* _Exercise objective_
In the listing below, please print the line that contains "Read out every word on this page." and every line that follows it, exactly.

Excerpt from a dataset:
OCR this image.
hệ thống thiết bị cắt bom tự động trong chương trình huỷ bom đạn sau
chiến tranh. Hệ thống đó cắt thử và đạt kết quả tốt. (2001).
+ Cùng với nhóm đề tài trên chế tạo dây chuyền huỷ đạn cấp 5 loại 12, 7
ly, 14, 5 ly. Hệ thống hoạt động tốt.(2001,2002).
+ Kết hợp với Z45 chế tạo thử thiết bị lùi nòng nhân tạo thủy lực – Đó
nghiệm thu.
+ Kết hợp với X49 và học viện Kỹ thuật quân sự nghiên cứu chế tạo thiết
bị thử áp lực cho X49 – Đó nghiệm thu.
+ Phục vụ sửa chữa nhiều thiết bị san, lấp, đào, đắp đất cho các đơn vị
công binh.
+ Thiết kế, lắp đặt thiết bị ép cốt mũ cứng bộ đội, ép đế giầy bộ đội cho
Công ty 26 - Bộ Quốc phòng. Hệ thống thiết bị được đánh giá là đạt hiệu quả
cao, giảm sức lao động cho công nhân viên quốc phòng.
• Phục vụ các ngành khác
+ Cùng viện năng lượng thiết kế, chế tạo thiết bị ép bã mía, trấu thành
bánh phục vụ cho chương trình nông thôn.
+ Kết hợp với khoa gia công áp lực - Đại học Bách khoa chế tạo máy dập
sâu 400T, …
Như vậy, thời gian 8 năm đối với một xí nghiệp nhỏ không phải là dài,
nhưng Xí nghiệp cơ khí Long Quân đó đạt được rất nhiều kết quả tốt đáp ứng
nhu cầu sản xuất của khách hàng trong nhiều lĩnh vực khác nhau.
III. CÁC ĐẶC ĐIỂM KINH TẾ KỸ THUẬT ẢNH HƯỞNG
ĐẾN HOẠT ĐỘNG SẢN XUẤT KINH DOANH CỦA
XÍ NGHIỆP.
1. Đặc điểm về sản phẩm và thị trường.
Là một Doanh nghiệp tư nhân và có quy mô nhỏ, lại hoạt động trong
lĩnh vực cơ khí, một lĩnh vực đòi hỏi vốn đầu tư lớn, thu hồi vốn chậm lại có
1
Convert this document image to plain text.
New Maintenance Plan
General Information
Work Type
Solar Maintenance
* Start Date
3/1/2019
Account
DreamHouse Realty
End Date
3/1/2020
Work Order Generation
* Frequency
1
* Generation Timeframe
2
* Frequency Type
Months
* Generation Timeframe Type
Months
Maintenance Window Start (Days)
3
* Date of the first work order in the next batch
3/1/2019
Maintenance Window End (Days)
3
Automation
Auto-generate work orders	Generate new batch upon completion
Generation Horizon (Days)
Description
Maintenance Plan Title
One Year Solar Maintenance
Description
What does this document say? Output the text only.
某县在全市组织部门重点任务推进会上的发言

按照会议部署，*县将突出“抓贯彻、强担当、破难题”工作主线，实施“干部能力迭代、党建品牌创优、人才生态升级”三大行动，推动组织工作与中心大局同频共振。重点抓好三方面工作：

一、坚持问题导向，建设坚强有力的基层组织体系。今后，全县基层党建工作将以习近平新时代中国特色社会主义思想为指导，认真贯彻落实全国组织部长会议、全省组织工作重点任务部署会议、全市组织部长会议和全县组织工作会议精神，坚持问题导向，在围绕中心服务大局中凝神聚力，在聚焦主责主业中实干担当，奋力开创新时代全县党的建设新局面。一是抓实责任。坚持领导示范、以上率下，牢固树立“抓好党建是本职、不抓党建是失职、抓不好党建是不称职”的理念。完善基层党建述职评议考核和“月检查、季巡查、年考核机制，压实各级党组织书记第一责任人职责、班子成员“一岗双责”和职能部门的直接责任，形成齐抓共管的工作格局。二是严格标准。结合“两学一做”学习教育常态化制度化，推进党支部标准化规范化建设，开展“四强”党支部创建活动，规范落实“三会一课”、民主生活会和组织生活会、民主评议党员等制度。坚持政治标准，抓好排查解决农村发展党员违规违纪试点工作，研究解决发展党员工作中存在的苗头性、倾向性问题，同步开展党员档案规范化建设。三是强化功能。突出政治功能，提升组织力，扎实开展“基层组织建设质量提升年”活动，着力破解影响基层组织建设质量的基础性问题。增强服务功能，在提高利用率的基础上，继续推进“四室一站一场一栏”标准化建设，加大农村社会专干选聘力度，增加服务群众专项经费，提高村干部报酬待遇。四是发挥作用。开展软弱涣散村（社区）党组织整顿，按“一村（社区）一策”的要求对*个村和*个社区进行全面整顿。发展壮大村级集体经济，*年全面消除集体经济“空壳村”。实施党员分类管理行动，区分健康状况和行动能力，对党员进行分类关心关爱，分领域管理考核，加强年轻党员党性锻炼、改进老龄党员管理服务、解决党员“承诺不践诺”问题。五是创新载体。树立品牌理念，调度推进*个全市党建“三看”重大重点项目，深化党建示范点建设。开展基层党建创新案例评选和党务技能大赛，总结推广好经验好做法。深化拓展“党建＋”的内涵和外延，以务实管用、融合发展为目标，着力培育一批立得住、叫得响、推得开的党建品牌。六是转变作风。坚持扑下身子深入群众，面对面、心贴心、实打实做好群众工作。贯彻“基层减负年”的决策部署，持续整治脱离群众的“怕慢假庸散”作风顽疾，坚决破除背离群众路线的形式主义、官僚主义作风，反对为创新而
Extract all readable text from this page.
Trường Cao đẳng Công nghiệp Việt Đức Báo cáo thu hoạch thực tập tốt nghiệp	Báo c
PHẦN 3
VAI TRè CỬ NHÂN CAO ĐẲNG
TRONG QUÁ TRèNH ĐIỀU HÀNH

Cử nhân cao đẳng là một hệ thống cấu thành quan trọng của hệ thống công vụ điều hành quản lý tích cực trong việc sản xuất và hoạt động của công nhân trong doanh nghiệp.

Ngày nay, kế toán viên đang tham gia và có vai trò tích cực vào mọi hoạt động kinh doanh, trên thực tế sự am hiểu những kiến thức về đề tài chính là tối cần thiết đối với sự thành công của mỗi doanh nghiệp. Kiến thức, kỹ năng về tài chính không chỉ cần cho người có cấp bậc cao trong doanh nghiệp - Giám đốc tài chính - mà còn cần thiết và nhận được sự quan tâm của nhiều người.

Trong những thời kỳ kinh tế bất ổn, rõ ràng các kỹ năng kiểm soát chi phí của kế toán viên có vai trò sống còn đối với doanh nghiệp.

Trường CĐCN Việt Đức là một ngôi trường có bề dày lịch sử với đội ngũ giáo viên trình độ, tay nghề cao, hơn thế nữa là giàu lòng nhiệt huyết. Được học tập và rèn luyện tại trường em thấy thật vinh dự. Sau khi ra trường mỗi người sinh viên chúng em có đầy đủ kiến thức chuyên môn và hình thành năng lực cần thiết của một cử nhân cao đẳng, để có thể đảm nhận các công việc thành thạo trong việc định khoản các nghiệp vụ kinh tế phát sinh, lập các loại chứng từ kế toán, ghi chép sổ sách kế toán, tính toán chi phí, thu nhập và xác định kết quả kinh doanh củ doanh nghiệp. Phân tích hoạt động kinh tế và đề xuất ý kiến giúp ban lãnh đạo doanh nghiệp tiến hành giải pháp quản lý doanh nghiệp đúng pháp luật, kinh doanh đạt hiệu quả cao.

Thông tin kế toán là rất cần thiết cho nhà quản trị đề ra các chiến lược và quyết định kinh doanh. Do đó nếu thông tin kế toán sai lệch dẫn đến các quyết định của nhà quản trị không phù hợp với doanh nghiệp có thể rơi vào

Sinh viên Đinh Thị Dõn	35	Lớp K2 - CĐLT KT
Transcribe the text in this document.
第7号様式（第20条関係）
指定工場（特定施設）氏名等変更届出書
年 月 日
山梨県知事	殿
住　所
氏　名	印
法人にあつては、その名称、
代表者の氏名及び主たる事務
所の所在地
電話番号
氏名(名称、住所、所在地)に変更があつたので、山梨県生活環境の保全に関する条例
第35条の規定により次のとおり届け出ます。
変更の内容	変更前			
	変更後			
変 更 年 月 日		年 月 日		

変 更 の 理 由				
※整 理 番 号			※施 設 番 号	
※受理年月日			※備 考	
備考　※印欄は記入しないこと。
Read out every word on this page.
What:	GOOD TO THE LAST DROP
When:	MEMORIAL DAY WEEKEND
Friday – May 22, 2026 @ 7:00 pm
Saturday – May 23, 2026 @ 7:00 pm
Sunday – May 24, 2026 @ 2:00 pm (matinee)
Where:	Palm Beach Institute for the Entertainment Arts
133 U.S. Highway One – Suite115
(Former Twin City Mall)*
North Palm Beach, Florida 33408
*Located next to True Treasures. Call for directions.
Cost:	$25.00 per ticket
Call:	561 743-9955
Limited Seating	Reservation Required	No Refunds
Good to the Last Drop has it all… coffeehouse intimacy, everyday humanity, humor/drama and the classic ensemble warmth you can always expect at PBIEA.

* _Task answer_
Read out every word on this page.
What:	GOOD TO THE LAST DROP
When:	MEMORIAL DAY WEEKEND
Friday – May 22, 2026 @ 7:00 pm
Saturday – May 23, 2026 @ 7:00 pm
Sunday – May 24, 2026 @ 2:00 pm (matinee)
Where:	Palm Beach Institute for the Entertainment Arts
133 U.S. Highway One – Suite115
(Former Twin City Mall)*
North Palm Beach, Florida 33408
*Located next to True Treasures. Call for directions.
Cost:	$25.00 per ticket
Call:	561 743-9955
Limited Seating	Reservation Required	No Refunds
Good to the Last Drop has it all… coffeehouse intimacy, everyday humanity, humor/drama and the classic ensemble warmth you can always expect at PBIEA.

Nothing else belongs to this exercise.